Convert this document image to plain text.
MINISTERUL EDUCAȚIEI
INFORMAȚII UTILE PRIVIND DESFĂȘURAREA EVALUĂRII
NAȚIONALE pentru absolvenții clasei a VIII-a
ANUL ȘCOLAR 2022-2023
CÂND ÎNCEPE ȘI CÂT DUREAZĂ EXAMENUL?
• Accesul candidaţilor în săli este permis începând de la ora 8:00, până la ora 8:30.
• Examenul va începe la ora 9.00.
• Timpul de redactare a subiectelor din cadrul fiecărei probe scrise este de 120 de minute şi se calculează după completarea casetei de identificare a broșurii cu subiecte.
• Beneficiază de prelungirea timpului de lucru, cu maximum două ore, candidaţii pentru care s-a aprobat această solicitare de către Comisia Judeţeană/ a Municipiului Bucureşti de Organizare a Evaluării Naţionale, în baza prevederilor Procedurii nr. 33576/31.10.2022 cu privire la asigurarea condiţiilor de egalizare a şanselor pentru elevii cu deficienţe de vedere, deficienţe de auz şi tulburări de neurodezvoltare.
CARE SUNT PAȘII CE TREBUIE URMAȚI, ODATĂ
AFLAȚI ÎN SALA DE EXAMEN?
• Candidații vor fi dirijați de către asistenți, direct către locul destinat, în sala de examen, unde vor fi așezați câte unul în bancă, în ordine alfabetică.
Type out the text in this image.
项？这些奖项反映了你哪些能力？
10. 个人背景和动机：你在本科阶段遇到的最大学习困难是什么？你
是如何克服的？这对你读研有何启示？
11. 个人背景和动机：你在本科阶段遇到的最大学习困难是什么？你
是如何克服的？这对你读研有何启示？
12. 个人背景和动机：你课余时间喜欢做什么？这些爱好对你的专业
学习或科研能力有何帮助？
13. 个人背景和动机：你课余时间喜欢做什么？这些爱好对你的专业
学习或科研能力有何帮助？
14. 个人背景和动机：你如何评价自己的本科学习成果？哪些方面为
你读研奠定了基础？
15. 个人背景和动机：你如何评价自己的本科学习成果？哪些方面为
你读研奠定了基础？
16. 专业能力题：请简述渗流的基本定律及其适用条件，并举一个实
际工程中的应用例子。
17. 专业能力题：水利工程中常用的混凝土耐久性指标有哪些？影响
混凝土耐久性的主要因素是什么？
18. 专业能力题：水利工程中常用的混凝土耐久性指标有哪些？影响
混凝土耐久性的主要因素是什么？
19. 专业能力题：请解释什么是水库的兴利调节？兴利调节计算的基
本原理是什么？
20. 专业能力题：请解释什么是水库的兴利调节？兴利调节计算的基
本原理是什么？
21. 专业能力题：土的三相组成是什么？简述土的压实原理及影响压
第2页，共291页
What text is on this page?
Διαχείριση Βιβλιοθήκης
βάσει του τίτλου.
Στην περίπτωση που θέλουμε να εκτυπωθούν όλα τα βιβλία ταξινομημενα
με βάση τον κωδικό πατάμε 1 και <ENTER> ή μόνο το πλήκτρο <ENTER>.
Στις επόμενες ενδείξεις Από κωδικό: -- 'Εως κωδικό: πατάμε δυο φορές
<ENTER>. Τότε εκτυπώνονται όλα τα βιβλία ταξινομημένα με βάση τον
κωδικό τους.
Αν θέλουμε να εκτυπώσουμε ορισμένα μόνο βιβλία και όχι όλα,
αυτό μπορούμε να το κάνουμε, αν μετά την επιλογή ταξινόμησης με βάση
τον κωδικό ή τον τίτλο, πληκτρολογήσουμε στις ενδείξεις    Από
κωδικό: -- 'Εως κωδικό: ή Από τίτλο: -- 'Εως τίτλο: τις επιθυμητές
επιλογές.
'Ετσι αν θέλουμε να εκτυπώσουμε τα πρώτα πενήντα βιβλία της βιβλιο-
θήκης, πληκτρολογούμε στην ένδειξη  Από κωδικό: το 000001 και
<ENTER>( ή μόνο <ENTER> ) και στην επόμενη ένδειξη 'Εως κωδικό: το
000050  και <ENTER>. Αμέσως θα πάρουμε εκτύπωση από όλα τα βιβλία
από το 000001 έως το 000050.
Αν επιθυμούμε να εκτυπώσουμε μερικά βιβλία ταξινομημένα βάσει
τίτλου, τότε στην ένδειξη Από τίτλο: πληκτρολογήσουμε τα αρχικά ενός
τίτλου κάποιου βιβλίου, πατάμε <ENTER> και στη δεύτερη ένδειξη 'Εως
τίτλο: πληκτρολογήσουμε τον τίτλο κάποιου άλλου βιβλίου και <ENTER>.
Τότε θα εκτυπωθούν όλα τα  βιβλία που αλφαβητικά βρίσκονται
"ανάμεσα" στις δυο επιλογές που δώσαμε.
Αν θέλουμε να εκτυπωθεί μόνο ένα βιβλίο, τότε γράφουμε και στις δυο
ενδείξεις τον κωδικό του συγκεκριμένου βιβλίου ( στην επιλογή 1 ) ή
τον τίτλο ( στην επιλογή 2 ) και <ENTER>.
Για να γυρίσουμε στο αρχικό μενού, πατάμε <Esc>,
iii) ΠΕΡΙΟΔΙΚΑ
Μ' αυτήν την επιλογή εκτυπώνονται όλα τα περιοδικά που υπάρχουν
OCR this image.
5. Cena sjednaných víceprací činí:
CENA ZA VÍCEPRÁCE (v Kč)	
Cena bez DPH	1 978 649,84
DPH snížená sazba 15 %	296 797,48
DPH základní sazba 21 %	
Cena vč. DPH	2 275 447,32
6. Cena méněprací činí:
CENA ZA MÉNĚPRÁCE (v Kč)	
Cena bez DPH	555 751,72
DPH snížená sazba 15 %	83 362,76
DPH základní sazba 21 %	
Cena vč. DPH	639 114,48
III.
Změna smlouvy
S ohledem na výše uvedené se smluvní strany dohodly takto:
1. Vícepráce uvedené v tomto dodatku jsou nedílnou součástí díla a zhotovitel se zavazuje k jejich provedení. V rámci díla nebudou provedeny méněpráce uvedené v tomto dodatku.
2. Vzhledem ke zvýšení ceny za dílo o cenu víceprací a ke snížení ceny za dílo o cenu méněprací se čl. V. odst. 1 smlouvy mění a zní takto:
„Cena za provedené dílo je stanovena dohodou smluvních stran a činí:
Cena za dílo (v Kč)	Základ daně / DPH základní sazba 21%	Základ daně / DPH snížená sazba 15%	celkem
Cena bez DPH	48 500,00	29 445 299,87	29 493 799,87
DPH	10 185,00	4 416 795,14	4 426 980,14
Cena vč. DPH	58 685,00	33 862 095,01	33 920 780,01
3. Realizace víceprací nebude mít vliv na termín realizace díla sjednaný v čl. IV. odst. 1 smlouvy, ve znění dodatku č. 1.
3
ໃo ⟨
---*---
▸ Stated problem
Look through the material above and work out how many of its lines contain "dílo". State the number only.

▸ Answer to this task
3